[Begin Input rows]

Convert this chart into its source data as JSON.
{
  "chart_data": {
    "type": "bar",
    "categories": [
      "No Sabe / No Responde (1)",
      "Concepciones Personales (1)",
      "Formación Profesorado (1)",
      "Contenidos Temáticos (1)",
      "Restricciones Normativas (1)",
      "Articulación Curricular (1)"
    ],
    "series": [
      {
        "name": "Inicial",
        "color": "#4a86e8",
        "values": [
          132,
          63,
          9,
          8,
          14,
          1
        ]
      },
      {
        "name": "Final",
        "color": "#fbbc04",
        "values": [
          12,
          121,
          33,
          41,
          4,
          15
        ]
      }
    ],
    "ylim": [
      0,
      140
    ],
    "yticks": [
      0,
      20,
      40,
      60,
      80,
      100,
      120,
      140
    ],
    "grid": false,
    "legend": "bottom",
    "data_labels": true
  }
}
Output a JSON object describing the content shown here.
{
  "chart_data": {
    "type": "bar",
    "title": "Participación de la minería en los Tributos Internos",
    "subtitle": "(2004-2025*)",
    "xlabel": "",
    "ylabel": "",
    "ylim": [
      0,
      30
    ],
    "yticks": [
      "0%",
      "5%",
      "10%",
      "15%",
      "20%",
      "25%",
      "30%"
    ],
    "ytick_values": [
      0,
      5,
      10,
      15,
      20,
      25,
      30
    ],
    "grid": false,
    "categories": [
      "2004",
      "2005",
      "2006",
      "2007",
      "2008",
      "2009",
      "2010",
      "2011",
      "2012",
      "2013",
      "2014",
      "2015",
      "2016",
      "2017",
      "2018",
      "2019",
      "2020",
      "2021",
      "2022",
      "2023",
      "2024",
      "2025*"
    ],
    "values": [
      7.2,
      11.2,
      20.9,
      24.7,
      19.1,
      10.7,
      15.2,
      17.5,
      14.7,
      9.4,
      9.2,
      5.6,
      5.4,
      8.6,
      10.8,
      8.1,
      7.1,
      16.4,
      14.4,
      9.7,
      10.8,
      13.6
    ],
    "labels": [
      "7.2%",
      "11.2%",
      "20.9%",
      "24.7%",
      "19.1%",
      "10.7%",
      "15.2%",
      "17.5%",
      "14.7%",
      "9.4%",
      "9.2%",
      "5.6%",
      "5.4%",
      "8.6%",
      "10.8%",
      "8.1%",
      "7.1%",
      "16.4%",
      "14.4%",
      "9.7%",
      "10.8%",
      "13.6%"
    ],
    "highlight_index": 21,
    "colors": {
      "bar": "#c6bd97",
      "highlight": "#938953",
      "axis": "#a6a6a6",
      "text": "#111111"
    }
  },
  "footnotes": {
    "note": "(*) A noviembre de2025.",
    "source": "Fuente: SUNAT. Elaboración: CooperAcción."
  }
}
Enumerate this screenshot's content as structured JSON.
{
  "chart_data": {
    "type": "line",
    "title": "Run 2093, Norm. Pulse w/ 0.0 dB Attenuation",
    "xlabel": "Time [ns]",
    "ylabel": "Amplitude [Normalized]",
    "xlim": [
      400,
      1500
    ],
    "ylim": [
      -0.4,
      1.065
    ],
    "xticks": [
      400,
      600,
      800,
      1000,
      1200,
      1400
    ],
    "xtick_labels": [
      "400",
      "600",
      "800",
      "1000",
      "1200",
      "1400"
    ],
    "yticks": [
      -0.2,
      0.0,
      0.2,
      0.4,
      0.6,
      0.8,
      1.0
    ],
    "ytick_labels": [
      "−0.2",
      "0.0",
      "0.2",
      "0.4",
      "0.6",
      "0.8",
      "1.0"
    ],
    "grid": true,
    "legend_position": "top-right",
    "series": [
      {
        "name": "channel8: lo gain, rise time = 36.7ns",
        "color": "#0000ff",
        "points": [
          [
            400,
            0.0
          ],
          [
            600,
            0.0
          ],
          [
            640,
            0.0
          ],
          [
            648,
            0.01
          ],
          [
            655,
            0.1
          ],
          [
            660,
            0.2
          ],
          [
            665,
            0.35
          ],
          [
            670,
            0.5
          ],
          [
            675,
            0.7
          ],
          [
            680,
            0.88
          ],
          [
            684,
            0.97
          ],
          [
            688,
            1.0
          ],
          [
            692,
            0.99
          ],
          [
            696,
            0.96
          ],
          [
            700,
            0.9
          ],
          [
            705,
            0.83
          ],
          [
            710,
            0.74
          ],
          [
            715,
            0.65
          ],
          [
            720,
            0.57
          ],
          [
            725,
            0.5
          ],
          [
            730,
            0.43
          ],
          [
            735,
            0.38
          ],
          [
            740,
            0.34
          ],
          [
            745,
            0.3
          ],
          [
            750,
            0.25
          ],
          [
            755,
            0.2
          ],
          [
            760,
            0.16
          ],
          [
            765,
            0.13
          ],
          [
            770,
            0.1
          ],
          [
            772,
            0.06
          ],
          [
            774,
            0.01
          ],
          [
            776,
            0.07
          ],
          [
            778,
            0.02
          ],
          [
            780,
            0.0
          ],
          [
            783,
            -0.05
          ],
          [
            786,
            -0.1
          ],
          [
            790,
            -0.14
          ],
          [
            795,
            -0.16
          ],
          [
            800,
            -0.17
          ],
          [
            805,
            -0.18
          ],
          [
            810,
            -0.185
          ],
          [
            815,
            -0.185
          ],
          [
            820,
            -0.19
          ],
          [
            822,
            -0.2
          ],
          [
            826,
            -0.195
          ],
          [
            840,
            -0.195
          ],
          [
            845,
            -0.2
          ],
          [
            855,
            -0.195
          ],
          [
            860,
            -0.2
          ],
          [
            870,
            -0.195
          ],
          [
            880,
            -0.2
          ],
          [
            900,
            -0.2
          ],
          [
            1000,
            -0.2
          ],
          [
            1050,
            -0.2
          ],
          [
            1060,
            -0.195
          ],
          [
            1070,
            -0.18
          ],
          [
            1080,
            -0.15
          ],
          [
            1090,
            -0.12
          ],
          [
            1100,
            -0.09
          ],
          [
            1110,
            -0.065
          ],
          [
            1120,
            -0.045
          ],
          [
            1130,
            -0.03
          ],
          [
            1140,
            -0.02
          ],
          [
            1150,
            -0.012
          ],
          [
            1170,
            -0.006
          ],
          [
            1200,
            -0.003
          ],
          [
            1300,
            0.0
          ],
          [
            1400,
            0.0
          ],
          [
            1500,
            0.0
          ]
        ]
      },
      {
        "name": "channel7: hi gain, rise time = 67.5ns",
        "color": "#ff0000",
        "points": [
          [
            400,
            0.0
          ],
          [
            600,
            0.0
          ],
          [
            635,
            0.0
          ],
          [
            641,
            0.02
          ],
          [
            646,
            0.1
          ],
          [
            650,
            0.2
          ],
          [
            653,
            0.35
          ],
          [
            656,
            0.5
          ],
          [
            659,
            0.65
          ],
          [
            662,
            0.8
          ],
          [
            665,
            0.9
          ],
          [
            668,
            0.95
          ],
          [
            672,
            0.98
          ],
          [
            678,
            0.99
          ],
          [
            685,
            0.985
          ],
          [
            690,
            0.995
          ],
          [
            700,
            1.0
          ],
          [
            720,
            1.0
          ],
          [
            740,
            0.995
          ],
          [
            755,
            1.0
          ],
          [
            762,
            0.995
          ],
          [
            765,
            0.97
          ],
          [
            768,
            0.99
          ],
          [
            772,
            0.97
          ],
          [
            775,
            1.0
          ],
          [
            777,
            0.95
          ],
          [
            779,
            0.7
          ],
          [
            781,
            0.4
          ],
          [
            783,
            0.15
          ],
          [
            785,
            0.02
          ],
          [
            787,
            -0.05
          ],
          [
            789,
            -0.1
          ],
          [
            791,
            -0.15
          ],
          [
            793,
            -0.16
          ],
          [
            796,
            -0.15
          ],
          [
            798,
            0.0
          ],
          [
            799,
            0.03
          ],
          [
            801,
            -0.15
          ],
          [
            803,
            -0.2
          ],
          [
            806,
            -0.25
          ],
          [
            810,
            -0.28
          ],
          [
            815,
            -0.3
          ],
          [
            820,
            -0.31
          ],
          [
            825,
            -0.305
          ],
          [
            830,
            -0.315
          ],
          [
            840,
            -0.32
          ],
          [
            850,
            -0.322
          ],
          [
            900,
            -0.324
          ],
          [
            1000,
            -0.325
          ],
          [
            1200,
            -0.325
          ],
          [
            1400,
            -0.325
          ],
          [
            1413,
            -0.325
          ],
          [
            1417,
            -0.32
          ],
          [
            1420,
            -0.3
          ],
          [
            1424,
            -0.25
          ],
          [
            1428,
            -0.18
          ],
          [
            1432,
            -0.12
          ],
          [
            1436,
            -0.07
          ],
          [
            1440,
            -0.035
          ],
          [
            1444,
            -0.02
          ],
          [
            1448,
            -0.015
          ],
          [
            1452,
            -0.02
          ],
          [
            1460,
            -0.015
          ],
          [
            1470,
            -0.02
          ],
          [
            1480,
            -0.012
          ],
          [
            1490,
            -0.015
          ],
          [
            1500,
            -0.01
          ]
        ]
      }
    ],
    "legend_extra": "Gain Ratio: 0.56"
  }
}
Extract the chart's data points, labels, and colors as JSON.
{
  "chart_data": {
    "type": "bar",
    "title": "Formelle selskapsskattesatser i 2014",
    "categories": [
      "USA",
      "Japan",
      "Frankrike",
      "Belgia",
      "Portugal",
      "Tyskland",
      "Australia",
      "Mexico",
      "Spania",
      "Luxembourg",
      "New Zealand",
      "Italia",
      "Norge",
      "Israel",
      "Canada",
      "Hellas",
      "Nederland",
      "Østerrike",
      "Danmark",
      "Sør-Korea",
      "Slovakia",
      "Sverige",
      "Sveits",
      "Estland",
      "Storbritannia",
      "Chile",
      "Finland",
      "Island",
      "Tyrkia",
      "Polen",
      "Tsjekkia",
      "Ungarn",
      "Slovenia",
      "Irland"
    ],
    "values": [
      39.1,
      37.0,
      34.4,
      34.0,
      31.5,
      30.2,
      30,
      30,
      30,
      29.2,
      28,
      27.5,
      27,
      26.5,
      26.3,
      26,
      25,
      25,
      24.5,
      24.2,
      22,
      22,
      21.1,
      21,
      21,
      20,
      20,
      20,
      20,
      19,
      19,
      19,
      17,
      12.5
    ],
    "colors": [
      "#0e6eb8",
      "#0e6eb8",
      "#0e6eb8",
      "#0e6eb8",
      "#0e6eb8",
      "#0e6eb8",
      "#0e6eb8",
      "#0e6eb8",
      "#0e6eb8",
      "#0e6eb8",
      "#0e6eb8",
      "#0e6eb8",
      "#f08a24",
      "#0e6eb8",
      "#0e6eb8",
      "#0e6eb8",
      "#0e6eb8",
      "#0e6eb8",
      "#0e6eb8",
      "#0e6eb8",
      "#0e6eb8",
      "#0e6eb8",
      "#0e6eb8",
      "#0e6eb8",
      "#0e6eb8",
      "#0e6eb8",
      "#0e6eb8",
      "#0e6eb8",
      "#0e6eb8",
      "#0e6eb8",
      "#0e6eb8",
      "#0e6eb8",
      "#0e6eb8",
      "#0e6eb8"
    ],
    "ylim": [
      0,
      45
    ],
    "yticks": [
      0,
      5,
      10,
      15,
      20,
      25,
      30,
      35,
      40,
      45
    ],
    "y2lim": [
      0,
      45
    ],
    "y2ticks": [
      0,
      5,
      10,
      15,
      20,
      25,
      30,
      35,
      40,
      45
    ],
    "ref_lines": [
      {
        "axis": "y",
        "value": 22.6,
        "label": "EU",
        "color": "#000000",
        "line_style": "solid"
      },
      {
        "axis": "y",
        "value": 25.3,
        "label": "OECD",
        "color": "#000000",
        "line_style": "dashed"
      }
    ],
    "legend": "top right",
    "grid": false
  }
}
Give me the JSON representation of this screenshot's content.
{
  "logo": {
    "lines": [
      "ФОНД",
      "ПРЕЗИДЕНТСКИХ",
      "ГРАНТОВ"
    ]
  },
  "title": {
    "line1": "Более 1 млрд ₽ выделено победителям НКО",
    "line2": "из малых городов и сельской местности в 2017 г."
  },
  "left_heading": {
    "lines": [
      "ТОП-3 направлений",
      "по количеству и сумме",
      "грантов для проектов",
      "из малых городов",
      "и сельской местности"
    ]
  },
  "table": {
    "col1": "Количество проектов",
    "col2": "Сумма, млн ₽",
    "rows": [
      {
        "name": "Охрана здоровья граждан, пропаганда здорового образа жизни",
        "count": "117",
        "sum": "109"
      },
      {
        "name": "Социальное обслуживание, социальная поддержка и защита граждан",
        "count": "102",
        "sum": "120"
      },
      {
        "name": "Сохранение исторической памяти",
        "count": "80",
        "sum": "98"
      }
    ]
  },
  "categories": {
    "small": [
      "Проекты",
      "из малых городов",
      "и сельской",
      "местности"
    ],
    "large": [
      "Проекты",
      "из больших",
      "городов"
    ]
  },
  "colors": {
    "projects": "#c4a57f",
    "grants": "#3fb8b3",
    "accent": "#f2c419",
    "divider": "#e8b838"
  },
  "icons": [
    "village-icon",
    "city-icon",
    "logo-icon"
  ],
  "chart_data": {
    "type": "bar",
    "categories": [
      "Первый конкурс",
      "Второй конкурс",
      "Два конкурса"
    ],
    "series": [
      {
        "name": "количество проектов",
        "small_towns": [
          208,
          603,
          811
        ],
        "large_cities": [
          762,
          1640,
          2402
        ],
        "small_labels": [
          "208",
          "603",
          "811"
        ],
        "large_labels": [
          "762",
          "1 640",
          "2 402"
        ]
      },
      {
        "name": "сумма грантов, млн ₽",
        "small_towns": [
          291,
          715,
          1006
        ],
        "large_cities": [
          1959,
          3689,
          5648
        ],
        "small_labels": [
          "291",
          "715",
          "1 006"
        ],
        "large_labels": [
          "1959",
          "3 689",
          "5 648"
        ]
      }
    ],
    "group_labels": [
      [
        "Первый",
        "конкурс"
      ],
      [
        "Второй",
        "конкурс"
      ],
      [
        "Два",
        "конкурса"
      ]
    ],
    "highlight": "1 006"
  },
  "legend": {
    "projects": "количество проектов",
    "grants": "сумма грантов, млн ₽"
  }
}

[End Input rows]

> Aim of the task: Report how many lines in the entries hold the string "right". Nothing but the number is wanted.

> Result for this task: 2